Your task — The records below should be written out again, exactly.

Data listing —
——
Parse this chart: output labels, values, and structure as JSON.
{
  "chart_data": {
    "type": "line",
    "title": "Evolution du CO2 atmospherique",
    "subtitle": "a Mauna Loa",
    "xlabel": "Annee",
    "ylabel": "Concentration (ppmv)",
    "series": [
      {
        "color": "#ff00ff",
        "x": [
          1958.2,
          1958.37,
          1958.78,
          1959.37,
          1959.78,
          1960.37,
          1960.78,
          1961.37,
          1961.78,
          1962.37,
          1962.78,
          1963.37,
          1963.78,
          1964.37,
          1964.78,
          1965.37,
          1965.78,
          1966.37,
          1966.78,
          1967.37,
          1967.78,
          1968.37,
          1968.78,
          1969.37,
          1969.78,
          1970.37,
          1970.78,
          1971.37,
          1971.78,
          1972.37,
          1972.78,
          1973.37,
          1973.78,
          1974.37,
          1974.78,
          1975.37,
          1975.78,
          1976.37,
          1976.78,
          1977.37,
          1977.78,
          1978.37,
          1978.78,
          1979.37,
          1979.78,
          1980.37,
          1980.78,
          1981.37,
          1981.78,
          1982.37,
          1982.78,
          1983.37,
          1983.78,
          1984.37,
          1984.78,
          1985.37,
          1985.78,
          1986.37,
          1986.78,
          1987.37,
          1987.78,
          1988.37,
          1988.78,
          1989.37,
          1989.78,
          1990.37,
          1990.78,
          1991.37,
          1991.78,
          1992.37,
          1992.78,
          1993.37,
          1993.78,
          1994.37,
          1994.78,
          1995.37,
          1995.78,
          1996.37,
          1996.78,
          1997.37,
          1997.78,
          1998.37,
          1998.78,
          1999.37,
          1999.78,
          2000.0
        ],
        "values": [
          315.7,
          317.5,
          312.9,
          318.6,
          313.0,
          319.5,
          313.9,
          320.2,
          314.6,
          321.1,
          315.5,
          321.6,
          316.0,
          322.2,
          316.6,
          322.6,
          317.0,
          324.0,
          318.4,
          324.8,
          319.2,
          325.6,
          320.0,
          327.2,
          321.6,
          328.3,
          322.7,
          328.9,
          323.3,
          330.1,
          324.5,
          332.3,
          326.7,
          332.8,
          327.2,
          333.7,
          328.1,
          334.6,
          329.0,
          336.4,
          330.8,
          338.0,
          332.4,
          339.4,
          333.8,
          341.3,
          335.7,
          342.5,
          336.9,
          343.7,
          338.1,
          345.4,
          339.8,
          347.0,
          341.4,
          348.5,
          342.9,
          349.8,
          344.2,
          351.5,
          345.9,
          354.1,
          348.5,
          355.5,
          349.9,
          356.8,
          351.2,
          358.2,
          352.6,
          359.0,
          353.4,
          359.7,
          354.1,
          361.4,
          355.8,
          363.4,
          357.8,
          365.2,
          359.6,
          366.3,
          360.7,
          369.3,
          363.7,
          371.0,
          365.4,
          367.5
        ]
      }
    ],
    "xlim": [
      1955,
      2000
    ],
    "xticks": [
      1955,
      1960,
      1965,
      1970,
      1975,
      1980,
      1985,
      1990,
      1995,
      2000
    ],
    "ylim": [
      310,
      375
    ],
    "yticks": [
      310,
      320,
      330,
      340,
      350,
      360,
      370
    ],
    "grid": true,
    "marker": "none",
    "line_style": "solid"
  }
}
——
Finished task —
Parse this chart: output labels, values, and structure as JSON.
{
  "chart_data": {
    "type": "line",
    "title": "Evolution du CO2 atmospherique",
    "subtitle": "a Mauna Loa",
    "xlabel": "Annee",
    "ylabel": "Concentration (ppmv)",
    "series": [
      {
        "color": "#ff00ff",
        "x": [
          1958.2,
          1958.37,
          1958.78,
          1959.37,
          1959.78,
          1960.37,
          1960.78,
          1961.37,
          1961.78,
          1962.37,
          1962.78,
          1963.37,
          1963.78,
          1964.37,
          1964.78,
          1965.37,
          1965.78,
          1966.37,
          1966.78,
          1967.37,
          1967.78,
          1968.37,
          1968.78,
          1969.37,
          1969.78,
          1970.37,
          1970.78,
          1971.37,
          1971.78,
          1972.37,
          1972.78,
          1973.37,
          1973.78,
          1974.37,
          1974.78,
          1975.37,
          1975.78,
          1976.37,
          1976.78,
          1977.37,
          1977.78,
          1978.37,
          1978.78,
          1979.37,
          1979.78,
          1980.37,
          1980.78,
          1981.37,
          1981.78,
          1982.37,
          1982.78,
          1983.37,
          1983.78,
          1984.37,
          1984.78,
          1985.37,
          1985.78,
          1986.37,
          1986.78,
          1987.37,
          1987.78,
          1988.37,
          1988.78,
          1989.37,
          1989.78,
          1990.37,
          1990.78,
          1991.37,
          1991.78,
          1992.37,
          1992.78,
          1993.37,
          1993.78,
          1994.37,
          1994.78,
          1995.37,
          1995.78,
          1996.37,
          1996.78,
          1997.37,
          1997.78,
          1998.37,
          1998.78,
          1999.37,
          1999.78,
          2000.0
        ],
        "values": [
          315.7,
          317.5,
          312.9,
          318.6,
          313.0,
          319.5,
          313.9,
          320.2,
          314.6,
          321.1,
          315.5,
          321.6,
          316.0,
          322.2,
          316.6,
          322.6,
          317.0,
          324.0,
          318.4,
          324.8,
          319.2,
          325.6,
          320.0,
          327.2,
          321.6,
          328.3,
          322.7,
          328.9,
          323.3,
          330.1,
          324.5,
          332.3,
          326.7,
          332.8,
          327.2,
          333.7,
          328.1,
          334.6,
          329.0,
          336.4,
          330.8,
          338.0,
          332.4,
          339.4,
          333.8,
          341.3,
          335.7,
          342.5,
          336.9,
          343.7,
          338.1,
          345.4,
          339.8,
          347.0,
          341.4,
          348.5,
          342.9,
          349.8,
          344.2,
          351.5,
          345.9,
          354.1,
          348.5,
          355.5,
          349.9,
          356.8,
          351.2,
          358.2,
          352.6,
          359.0,
          353.4,
          359.7,
          354.1,
          361.4,
          355.8,
          363.4,
          357.8,
          365.2,
          359.6,
          366.3,
          360.7,
          369.3,
          363.7,
          371.0,
          365.4,
          367.5
        ]
      }
    ],
    "xlim": [
      1955,
      2000
    ],
    "xticks": [
      1955,
      1960,
      1965,
      1970,
      1975,
      1980,
      1985,
      1990,
      1995,
      2000
    ],
    "ylim": [
      310,
      375
    ],
    "yticks": [
      310,
      320,
      330,
      340,
      350,
      360,
      370
    ],
    "grid": true,
    "marker": "none",
    "line_style": "solid"
  }
}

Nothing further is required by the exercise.